**Aim of the task:** Every entry here needs to be repeated exactly.

┄┄┄┄┄┄┄┄┄┄

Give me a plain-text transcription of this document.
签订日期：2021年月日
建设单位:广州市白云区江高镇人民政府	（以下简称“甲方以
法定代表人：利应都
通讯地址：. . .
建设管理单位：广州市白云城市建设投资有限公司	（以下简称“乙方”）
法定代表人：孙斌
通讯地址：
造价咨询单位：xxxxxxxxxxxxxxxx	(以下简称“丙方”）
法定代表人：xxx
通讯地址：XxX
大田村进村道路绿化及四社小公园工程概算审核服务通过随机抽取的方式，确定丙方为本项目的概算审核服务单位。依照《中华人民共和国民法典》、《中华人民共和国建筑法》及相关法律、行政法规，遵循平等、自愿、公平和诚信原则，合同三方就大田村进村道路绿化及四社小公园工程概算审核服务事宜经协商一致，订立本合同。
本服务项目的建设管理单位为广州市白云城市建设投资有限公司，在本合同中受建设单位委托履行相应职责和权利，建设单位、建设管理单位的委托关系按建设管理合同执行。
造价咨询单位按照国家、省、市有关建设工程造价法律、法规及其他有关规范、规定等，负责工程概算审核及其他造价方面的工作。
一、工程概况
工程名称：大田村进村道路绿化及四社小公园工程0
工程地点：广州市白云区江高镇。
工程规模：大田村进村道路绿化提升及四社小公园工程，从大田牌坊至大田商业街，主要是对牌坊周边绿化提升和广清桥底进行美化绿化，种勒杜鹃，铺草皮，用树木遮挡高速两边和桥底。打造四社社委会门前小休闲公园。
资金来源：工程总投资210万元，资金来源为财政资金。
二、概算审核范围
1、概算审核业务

┄┄┄┄┄┄┄┄┄┄

**Output for this exercise:**
Give me a plain-text transcription of this document.
签订日期：2021年月日
建设单位:广州市白云区江高镇人民政府	（以下简称“甲方以
法定代表人：利应都
通讯地址：. . .
建设管理单位：广州市白云城市建设投资有限公司	（以下简称“乙方”）
法定代表人：孙斌
通讯地址：
造价咨询单位：xxxxxxxxxxxxxxxx	(以下简称“丙方”）
法定代表人：xxx
通讯地址：XxX
大田村进村道路绿化及四社小公园工程概算审核服务通过随机抽取的方式，确定丙方为本项目的概算审核服务单位。依照《中华人民共和国民法典》、《中华人民共和国建筑法》及相关法律、行政法规，遵循平等、自愿、公平和诚信原则，合同三方就大田村进村道路绿化及四社小公园工程概算审核服务事宜经协商一致，订立本合同。
本服务项目的建设管理单位为广州市白云城市建设投资有限公司，在本合同中受建设单位委托履行相应职责和权利，建设单位、建设管理单位的委托关系按建设管理合同执行。
造价咨询单位按照国家、省、市有关建设工程造价法律、法规及其他有关规范、规定等，负责工程概算审核及其他造价方面的工作。
一、工程概况
工程名称：大田村进村道路绿化及四社小公园工程0
工程地点：广州市白云区江高镇。
工程规模：大田村进村道路绿化提升及四社小公园工程，从大田牌坊至大田商业街，主要是对牌坊周边绿化提升和广清桥底进行美化绿化，种勒杜鹃，铺草皮，用树木遮挡高速两边和桥底。打造四社社委会门前小休闲公园。
资金来源：工程总投资210万元，资金来源为财政资金。
二、概算审核范围
1、概算审核业务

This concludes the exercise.